Data entries >>
____

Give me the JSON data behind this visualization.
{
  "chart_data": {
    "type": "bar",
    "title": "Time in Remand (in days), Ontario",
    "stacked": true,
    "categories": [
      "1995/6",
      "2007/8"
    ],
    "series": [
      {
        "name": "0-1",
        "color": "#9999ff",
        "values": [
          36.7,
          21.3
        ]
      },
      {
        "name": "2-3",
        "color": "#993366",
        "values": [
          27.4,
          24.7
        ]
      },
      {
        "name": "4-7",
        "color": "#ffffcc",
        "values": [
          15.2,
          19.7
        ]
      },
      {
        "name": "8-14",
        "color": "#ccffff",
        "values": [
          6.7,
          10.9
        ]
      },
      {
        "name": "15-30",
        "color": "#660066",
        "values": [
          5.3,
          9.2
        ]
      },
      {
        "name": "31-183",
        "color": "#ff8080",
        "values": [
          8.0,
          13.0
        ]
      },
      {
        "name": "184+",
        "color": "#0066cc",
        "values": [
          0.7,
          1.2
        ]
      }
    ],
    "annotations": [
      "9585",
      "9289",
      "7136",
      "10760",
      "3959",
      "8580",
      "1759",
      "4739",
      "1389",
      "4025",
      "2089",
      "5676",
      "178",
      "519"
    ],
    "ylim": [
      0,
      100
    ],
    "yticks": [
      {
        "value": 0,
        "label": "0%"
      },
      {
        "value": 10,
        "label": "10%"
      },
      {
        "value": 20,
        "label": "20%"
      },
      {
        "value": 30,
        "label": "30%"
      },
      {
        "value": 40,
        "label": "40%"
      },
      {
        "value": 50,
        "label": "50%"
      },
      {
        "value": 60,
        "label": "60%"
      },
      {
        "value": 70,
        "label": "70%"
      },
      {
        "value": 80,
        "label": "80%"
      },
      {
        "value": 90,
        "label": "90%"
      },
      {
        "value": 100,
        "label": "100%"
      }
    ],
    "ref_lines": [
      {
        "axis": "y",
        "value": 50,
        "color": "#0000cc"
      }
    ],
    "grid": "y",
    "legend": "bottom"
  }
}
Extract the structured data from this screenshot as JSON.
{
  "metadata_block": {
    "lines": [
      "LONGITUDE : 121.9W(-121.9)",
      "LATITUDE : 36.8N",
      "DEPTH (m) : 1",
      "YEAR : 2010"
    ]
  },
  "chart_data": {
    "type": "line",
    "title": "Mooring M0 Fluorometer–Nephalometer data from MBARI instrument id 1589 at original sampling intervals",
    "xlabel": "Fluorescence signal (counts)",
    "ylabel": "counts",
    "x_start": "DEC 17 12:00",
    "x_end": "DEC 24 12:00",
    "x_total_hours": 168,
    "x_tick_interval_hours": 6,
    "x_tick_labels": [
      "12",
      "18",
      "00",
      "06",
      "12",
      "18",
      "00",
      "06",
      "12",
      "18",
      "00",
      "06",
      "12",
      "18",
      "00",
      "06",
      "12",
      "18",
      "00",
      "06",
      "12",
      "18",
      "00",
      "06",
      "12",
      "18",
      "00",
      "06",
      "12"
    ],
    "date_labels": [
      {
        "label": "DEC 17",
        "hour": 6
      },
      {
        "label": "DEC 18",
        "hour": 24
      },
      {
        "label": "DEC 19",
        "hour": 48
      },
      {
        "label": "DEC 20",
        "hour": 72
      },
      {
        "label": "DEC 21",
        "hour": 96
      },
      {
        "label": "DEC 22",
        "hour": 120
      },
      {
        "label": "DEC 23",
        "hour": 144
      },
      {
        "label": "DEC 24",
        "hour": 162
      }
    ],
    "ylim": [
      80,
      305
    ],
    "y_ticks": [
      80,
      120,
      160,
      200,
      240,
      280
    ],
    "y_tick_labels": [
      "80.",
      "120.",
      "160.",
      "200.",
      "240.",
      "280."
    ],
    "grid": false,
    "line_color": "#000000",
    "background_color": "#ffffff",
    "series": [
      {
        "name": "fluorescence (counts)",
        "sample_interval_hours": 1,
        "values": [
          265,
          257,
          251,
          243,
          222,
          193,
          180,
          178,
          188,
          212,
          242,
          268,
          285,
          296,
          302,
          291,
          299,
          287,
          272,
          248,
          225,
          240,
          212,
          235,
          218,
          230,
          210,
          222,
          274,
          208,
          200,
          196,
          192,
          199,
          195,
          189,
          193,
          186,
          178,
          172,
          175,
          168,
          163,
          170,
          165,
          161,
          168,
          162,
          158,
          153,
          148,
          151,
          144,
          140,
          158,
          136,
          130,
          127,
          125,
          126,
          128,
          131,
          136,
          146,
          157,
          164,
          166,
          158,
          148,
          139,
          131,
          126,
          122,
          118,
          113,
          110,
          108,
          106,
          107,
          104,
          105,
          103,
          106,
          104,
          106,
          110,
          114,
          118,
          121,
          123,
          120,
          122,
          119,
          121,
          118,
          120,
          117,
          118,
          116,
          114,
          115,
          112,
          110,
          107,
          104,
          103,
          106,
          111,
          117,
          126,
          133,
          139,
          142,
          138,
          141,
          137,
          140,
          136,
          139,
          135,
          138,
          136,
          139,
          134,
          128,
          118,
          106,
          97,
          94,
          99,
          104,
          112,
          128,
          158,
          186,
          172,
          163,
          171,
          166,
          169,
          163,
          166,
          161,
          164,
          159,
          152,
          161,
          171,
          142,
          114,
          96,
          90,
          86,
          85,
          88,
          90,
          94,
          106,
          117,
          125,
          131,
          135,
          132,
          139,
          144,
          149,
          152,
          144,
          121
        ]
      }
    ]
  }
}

____

Objective >>
Search the entries for the word "JSON" and pick out every line that holds it.

The completed task >>
Give me the JSON data behind this visualization.
Extract the structured data from this screenshot as JSON.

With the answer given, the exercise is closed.